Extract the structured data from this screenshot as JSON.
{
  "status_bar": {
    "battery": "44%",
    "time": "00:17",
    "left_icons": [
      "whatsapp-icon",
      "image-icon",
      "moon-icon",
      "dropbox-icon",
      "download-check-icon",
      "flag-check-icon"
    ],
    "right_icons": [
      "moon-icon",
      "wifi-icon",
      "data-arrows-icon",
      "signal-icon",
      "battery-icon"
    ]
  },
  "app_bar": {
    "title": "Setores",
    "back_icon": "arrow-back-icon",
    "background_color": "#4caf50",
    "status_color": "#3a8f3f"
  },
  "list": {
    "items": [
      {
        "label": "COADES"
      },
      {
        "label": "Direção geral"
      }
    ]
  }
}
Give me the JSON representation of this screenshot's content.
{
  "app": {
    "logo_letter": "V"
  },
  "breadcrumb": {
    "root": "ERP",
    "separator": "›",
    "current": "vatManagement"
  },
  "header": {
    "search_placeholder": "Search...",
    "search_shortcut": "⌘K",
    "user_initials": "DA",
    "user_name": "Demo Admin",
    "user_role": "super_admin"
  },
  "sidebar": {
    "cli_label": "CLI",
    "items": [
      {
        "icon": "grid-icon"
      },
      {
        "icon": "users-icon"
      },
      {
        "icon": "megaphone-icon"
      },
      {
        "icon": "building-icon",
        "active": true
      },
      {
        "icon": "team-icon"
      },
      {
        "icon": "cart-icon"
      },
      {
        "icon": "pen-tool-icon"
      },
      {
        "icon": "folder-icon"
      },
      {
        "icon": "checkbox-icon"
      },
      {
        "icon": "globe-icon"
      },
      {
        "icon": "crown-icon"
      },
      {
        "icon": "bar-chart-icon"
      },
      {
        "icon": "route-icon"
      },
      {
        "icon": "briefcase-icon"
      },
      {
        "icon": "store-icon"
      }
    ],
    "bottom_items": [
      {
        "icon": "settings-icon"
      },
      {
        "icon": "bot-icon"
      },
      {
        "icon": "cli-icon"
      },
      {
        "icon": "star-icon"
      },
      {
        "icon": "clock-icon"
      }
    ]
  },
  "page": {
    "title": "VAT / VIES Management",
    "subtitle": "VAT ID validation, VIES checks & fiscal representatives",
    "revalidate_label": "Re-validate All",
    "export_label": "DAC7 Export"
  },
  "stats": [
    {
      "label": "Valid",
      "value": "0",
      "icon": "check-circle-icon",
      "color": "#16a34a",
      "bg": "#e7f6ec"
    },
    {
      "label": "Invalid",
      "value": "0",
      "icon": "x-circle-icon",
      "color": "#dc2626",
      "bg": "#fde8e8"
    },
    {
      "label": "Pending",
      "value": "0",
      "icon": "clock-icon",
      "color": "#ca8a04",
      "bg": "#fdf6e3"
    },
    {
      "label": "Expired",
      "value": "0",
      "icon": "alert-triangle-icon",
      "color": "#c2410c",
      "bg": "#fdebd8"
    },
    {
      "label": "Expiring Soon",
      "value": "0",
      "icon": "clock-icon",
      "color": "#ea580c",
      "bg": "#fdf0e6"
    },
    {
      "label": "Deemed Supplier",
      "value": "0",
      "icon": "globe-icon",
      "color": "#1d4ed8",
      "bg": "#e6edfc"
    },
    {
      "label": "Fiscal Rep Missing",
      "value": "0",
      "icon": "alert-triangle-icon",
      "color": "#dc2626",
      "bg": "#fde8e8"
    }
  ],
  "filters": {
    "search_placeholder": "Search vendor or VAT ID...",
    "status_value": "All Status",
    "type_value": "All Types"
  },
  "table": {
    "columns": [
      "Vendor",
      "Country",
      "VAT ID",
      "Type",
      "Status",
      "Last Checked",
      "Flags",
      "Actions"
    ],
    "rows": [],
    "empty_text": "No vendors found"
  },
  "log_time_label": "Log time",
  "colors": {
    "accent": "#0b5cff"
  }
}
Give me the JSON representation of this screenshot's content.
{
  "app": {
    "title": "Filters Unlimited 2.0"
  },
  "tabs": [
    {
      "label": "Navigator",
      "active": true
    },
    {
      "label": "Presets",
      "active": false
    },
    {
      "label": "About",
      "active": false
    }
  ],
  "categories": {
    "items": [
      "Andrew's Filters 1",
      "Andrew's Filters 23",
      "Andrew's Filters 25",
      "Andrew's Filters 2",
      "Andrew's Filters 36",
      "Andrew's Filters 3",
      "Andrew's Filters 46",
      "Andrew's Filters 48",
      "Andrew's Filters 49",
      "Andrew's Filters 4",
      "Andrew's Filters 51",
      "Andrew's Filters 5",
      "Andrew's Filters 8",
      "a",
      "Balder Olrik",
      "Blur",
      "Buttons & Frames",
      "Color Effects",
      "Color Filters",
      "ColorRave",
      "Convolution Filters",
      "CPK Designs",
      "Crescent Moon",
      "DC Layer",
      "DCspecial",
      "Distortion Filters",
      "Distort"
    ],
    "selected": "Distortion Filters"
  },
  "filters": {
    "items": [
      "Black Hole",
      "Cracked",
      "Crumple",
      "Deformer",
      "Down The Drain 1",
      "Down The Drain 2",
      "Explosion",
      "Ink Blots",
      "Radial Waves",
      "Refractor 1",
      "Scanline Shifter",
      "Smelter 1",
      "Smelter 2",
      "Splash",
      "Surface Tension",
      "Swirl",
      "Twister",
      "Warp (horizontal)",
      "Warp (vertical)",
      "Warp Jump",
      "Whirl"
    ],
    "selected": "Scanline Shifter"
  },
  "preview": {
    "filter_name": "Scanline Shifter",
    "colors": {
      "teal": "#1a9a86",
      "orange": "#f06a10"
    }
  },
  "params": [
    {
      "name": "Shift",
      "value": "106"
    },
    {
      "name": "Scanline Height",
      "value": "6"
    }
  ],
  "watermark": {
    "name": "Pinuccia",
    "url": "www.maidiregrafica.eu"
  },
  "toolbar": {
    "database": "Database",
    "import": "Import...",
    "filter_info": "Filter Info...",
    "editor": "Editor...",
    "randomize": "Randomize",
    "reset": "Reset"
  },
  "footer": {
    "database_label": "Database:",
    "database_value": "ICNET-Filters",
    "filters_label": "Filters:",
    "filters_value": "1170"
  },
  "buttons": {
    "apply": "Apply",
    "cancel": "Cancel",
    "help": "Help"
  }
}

Goal: Repeat every line of the material exactly as given.

Final result:
Extract the structured data from this screenshot as JSON.
{
  "status_bar": {
    "battery": "44%",
    "time": "00:17",
    "left_icons": [
      "whatsapp-icon",
      "image-icon",
      "moon-icon",
      "dropbox-icon",
      "download-check-icon",
      "flag-check-icon"
    ],
    "right_icons": [
      "moon-icon",
      "wifi-icon",
      "data-arrows-icon",
      "signal-icon",
      "battery-icon"
    ]
  },
  "app_bar": {
    "title": "Setores",
    "back_icon": "arrow-back-icon",
    "background_color": "#4caf50",
    "status_color": "#3a8f3f"
  },
  "list": {
    "items": [
      {
        "label": "COADES"
      },
      {
        "label": "Direção geral"
      }
    ]
  }
}
Give me the JSON representation of this screenshot's content.
{
  "app": {
    "logo_letter": "V"
  },
  "breadcrumb": {
    "root": "ERP",
    "separator": "›",
    "current": "vatManagement"
  },
  "header": {
    "search_placeholder": "Search...",
    "search_shortcut": "⌘K",
    "user_initials": "DA",
    "user_name": "Demo Admin",
    "user_role": "super_admin"
  },
  "sidebar": {
    "cli_label": "CLI",
    "items": [
      {
        "icon": "grid-icon"
      },
      {
        "icon": "users-icon"
      },
      {
        "icon": "megaphone-icon"
      },
      {
        "icon": "building-icon",
        "active": true
      },
      {
        "icon": "team-icon"
      },
      {
        "icon": "cart-icon"
      },
      {
        "icon": "pen-tool-icon"
      },
      {
        "icon": "folder-icon"
      },
      {
        "icon": "checkbox-icon"
      },
      {
        "icon": "globe-icon"
      },
      {
        "icon": "crown-icon"
      },
      {
        "icon": "bar-chart-icon"
      },
      {
        "icon": "route-icon"
      },
      {
        "icon": "briefcase-icon"
      },
      {
        "icon": "store-icon"
      }
    ],
    "bottom_items": [
      {
        "icon": "settings-icon"
      },
      {
        "icon": "bot-icon"
      },
      {
        "icon": "cli-icon"
      },
      {
        "icon": "star-icon"
      },
      {
        "icon": "clock-icon"
      }
    ]
  },
  "page": {
    "title": "VAT / VIES Management",
    "subtitle": "VAT ID validation, VIES checks & fiscal representatives",
    "revalidate_label": "Re-validate All",
    "export_label": "DAC7 Export"
  },
  "stats": [
    {
      "label": "Valid",
      "value": "0",
      "icon": "check-circle-icon",
      "color": "#16a34a",
      "bg": "#e7f6ec"
    },
    {
      "label": "Invalid",
      "value": "0",
      "icon": "x-circle-icon",
      "color": "#dc2626",
      "bg": "#fde8e8"
    },
    {
      "label": "Pending",
      "value": "0",
      "icon": "clock-icon",
      "color": "#ca8a04",
      "bg": "#fdf6e3"
    },
    {
      "label": "Expired",
      "value": "0",
      "icon": "alert-triangle-icon",
      "color": "#c2410c",
      "bg": "#fdebd8"
    },
    {
      "label": "Expiring Soon",
      "value": "0",
      "icon": "clock-icon",
      "color": "#ea580c",
      "bg": "#fdf0e6"
    },
    {
      "label": "Deemed Supplier",
      "value": "0",
      "icon": "globe-icon",
      "color": "#1d4ed8",
      "bg": "#e6edfc"
    },
    {
      "label": "Fiscal Rep Missing",
      "value": "0",
      "icon": "alert-triangle-icon",
      "color": "#dc2626",
      "bg": "#fde8e8"
    }
  ],
  "filters": {
    "search_placeholder": "Search vendor or VAT ID...",
    "status_value": "All Status",
    "type_value": "All Types"
  },
  "table": {
    "columns": [
      "Vendor",
      "Country",
      "VAT ID",
      "Type",
      "Status",
      "Last Checked",
      "Flags",
      "Actions"
    ],
    "rows": [],
    "empty_text": "No vendors found"
  },
  "log_time_label": "Log time",
  "colors": {
    "accent": "#0b5cff"
  }
}
Give me the JSON representation of this screenshot's content.
{
  "app": {
    "title": "Filters Unlimited 2.0"
  },
  "tabs": [
    {
      "label": "Navigator",
      "active": true
    },
    {
      "label": "Presets",
      "active": false
    },
    {
      "label": "About",
      "active": false
    }
  ],
  "categories": {
    "items": [
      "Andrew's Filters 1",
      "Andrew's Filters 23",
      "Andrew's Filters 25",
      "Andrew's Filters 2",
      "Andrew's Filters 36",
      "Andrew's Filters 3",
      "Andrew's Filters 46",
      "Andrew's Filters 48",
      "Andrew's Filters 49",
      "Andrew's Filters 4",
      "Andrew's Filters 51",
      "Andrew's Filters 5",
      "Andrew's Filters 8",
      "a",
      "Balder Olrik",
      "Blur",
      "Buttons & Frames",
      "Color Effects",
      "Color Filters",
      "ColorRave",
      "Convolution Filters",
      "CPK Designs",
      "Crescent Moon",
      "DC Layer",
      "DCspecial",
      "Distortion Filters",
      "Distort"
    ],
    "selected": "Distortion Filters"
  },
  "filters": {
    "items": [
      "Black Hole",
      "Cracked",
      "Crumple",
      "Deformer",
      "Down The Drain 1",
      "Down The Drain 2",
      "Explosion",
      "Ink Blots",
      "Radial Waves",
      "Refractor 1",
      "Scanline Shifter",
      "Smelter 1",
      "Smelter 2",
      "Splash",
      "Surface Tension",
      "Swirl",
      "Twister",
      "Warp (horizontal)",
      "Warp (vertical)",
      "Warp Jump",
      "Whirl"
    ],
    "selected": "Scanline Shifter"
  },
  "preview": {
    "filter_name": "Scanline Shifter",
    "colors": {
      "teal": "#1a9a86",
      "orange": "#f06a10"
    }
  },
  "params": [
    {
      "name": "Shift",
      "value": "106"
    },
    {
      "name": "Scanline Height",
      "value": "6"
    }
  ],
  "watermark": {
    "name": "Pinuccia",
    "url": "www.maidiregrafica.eu"
  },
  "toolbar": {
    "database": "Database",
    "import": "Import...",
    "filter_info": "Filter Info...",
    "editor": "Editor...",
    "randomize": "Randomize",
    "reset": "Reset"
  },
  "footer": {
    "database_label": "Database:",
    "database_value": "ICNET-Filters",
    "filters_label": "Filters:",
    "filters_value": "1170"
  },
  "buttons": {
    "apply": "Apply",
    "cancel": "Cancel",
    "help": "Help"
  }
}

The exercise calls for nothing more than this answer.